◆ Task to complete:
Reply with one number: the count of lines in the records below that hold "įtaka".

►

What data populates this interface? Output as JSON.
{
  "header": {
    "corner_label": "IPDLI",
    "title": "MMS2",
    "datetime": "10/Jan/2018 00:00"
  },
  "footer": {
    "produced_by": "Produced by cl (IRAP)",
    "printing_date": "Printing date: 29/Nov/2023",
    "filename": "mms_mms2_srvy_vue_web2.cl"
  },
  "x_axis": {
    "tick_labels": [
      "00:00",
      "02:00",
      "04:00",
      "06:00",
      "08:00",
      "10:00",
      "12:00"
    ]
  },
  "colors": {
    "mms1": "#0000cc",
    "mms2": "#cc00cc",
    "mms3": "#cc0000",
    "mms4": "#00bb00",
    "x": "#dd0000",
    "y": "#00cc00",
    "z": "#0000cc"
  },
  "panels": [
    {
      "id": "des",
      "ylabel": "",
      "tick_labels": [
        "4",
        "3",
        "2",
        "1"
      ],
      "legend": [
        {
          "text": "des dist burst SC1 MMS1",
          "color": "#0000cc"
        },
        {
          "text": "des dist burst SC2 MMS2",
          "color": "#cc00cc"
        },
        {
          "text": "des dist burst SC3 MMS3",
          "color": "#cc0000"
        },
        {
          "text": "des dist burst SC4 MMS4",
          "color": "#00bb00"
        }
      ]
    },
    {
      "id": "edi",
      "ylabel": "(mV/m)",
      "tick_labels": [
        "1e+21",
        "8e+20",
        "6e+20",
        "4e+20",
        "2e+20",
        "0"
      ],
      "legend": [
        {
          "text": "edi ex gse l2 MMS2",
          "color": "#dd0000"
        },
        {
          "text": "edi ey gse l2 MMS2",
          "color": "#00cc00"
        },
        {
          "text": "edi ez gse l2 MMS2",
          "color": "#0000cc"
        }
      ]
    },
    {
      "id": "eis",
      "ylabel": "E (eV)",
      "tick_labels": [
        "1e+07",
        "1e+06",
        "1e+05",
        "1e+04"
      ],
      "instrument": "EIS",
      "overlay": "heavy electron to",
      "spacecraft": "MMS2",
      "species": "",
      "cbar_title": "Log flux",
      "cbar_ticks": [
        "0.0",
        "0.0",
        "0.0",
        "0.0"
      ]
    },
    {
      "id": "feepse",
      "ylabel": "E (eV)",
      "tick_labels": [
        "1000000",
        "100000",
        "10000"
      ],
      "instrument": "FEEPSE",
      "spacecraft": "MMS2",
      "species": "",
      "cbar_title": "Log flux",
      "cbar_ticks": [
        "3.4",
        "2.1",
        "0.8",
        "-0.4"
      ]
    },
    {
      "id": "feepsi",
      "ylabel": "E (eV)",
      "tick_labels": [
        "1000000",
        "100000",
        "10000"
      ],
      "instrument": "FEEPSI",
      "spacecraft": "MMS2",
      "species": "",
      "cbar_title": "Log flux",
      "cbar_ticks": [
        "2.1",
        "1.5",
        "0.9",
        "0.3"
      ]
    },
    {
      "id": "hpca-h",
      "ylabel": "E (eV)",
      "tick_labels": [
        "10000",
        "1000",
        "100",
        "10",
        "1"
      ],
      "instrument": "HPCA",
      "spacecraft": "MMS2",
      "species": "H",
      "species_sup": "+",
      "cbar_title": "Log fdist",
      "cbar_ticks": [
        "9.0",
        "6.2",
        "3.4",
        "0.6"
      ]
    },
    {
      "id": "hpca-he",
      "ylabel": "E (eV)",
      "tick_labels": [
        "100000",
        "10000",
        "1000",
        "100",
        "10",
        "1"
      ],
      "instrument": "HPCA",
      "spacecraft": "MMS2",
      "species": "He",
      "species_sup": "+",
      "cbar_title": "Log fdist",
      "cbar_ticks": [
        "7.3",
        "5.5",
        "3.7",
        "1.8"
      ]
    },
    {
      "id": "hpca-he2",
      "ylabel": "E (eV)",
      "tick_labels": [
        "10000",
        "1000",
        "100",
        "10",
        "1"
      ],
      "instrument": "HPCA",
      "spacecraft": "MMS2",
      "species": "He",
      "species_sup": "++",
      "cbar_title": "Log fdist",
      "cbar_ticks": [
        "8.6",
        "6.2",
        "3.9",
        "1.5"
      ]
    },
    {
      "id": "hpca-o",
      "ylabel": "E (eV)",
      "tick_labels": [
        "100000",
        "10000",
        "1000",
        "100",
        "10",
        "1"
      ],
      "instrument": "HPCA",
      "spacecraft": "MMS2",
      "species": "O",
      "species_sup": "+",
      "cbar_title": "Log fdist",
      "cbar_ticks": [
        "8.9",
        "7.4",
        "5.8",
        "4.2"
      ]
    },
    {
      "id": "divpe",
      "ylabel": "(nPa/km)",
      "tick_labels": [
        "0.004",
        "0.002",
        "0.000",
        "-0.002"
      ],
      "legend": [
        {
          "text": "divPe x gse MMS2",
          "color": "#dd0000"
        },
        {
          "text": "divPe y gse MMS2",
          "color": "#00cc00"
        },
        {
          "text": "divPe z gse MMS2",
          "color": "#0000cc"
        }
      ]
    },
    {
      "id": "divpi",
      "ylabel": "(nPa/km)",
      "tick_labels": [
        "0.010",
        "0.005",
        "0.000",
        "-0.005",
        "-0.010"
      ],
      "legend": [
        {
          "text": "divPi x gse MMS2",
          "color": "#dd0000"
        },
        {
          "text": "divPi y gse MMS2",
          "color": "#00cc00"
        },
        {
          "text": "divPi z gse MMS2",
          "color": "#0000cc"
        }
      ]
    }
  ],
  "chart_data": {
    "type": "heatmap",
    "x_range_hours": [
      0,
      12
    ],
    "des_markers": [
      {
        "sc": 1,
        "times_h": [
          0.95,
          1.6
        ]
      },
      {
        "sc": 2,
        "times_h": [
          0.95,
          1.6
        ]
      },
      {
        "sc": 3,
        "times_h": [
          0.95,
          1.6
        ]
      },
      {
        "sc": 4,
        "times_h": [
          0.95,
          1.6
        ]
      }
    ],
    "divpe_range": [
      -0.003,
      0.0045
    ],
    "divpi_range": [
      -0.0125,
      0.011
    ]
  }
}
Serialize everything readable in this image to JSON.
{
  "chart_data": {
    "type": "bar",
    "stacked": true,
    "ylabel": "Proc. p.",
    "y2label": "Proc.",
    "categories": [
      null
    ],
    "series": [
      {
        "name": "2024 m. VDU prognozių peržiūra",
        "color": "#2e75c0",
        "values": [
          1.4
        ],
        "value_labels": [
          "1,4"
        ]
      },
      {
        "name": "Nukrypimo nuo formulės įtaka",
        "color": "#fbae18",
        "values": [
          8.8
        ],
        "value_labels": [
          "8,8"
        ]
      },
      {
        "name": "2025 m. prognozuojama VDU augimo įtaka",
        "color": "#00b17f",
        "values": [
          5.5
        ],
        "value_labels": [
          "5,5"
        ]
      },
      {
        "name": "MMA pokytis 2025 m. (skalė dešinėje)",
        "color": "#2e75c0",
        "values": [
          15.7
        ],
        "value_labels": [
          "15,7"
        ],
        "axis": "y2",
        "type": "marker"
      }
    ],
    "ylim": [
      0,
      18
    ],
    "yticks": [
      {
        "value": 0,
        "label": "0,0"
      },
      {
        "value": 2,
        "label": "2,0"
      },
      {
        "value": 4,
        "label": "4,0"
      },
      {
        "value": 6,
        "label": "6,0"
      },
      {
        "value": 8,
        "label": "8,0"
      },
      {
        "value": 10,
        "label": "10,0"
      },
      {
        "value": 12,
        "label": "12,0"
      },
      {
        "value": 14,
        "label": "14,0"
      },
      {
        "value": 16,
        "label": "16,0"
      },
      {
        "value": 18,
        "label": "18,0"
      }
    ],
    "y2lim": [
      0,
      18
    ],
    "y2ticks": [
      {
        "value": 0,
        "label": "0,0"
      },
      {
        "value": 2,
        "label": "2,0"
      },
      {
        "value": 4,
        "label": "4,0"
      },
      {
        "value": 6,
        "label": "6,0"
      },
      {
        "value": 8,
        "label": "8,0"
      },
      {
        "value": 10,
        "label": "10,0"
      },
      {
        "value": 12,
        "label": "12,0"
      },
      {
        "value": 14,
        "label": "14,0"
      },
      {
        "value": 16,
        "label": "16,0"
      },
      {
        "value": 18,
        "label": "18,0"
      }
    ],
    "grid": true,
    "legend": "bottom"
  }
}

◄

◆ Response to the exercise:
2